◆ **The problem**
Restate, word for word, every line of the data.
/---
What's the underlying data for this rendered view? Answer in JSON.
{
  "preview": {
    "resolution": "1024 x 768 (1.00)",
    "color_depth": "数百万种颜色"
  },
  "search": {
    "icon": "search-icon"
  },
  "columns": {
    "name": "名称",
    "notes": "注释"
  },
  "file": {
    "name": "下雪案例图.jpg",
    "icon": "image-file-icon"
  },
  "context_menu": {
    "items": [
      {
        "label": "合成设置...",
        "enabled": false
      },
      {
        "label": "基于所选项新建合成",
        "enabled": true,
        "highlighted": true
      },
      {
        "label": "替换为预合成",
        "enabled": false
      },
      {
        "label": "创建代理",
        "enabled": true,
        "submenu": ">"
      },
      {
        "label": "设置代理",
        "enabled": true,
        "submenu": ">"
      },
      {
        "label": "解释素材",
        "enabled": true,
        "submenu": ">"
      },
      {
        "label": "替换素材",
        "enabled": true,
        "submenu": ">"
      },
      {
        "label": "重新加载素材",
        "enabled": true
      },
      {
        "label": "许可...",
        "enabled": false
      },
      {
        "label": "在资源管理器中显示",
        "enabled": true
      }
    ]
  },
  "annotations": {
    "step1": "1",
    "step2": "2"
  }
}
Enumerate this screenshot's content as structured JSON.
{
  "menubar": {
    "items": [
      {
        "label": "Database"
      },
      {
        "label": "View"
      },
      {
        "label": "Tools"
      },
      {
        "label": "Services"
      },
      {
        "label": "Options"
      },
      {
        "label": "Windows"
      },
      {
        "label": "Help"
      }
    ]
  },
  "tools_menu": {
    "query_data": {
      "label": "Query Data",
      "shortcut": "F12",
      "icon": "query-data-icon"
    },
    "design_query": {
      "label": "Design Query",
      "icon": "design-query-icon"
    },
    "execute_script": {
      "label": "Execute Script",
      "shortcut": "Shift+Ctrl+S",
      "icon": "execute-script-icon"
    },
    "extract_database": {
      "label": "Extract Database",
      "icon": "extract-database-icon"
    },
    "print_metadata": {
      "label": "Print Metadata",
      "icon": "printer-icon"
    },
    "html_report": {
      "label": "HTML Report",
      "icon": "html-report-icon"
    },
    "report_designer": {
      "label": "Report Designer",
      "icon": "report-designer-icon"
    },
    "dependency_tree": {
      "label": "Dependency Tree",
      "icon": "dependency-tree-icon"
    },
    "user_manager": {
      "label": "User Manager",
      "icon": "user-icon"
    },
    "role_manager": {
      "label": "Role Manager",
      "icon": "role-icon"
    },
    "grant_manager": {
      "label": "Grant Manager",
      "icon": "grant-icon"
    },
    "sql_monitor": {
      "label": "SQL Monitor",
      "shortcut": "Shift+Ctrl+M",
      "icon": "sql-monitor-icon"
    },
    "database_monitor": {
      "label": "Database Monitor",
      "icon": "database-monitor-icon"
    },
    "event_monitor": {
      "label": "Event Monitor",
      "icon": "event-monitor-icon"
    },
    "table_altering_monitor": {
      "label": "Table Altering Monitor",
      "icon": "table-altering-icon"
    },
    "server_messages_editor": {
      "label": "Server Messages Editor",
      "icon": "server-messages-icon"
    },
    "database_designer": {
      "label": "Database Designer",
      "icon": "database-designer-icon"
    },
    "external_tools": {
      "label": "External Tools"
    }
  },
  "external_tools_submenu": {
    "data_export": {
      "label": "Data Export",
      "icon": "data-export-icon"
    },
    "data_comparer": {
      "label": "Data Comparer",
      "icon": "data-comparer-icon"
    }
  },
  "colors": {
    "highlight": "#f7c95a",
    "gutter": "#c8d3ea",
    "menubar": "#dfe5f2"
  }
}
\---
◆ **Exercise solution**
What's the underlying data for this rendered view? Answer in JSON.
{
  "preview": {
    "resolution": "1024 x 768 (1.00)",
    "color_depth": "数百万种颜色"
  },
  "search": {
    "icon": "search-icon"
  },
  "columns": {
    "name": "名称",
    "notes": "注释"
  },
  "file": {
    "name": "下雪案例图.jpg",
    "icon": "image-file-icon"
  },
  "context_menu": {
    "items": [
      {
        "label": "合成设置...",
        "enabled": false
      },
      {
        "label": "基于所选项新建合成",
        "enabled": true,
        "highlighted": true
      },
      {
        "label": "替换为预合成",
        "enabled": false
      },
      {
        "label": "创建代理",
        "enabled": true,
        "submenu": ">"
      },
      {
        "label": "设置代理",
        "enabled": true,
        "submenu": ">"
      },
      {
        "label": "解释素材",
        "enabled": true,
        "submenu": ">"
      },
      {
        "label": "替换素材",
        "enabled": true,
        "submenu": ">"
      },
      {
        "label": "重新加载素材",
        "enabled": true
      },
      {
        "label": "许可...",
        "enabled": false
      },
      {
        "label": "在资源管理器中显示",
        "enabled": true
      }
    ]
  },
  "annotations": {
    "step1": "1",
    "step2": "2"
  }
}
Enumerate this screenshot's content as structured JSON.
{
  "menubar": {
    "items": [
      {
        "label": "Database"
      },
      {
        "label": "View"
      },
      {
        "label": "Tools"
      },
      {
        "label": "Services"
      },
      {
        "label": "Options"
      },
      {
        "label": "Windows"
      },
      {
        "label": "Help"
      }
    ]
  },
  "tools_menu": {
    "query_data": {
      "label": "Query Data",
      "shortcut": "F12",
      "icon": "query-data-icon"
    },
    "design_query": {
      "label": "Design Query",
      "icon": "design-query-icon"
    },
    "execute_script": {
      "label": "Execute Script",
      "shortcut": "Shift+Ctrl+S",
      "icon": "execute-script-icon"
    },
    "extract_database": {
      "label": "Extract Database",
      "icon": "extract-database-icon"
    },
    "print_metadata": {
      "label": "Print Metadata",
      "icon": "printer-icon"
    },
    "html_report": {
      "label": "HTML Report",
      "icon": "html-report-icon"
    },
    "report_designer": {
      "label": "Report Designer",
      "icon": "report-designer-icon"
    },
    "dependency_tree": {
      "label": "Dependency Tree",
      "icon": "dependency-tree-icon"
    },
    "user_manager": {
      "label": "User Manager",
      "icon": "user-icon"
    },
    "role_manager": {
      "label": "Role Manager",
      "icon": "role-icon"
    },
    "grant_manager": {
      "label": "Grant Manager",
      "icon": "grant-icon"
    },
    "sql_monitor": {
      "label": "SQL Monitor",
      "shortcut": "Shift+Ctrl+M",
      "icon": "sql-monitor-icon"
    },
    "database_monitor": {
      "label": "Database Monitor",
      "icon": "database-monitor-icon"
    },
    "event_monitor": {
      "label": "Event Monitor",
      "icon": "event-monitor-icon"
    },
    "table_altering_monitor": {
      "label": "Table Altering Monitor",
      "icon": "table-altering-icon"
    },
    "server_messages_editor": {
      "label": "Server Messages Editor",
      "icon": "server-messages-icon"
    },
    "database_designer": {
      "label": "Database Designer",
      "icon": "database-designer-icon"
    },
    "external_tools": {
      "label": "External Tools"
    }
  },
  "external_tools_submenu": {
    "data_export": {
      "label": "Data Export",
      "icon": "data-export-icon"
    },
    "data_comparer": {
      "label": "Data Comparer",
      "icon": "data-comparer-icon"
    }
  },
  "colors": {
    "highlight": "#f7c95a",
    "gutter": "#c8d3ea",
    "menubar": "#dfe5f2"
  }
}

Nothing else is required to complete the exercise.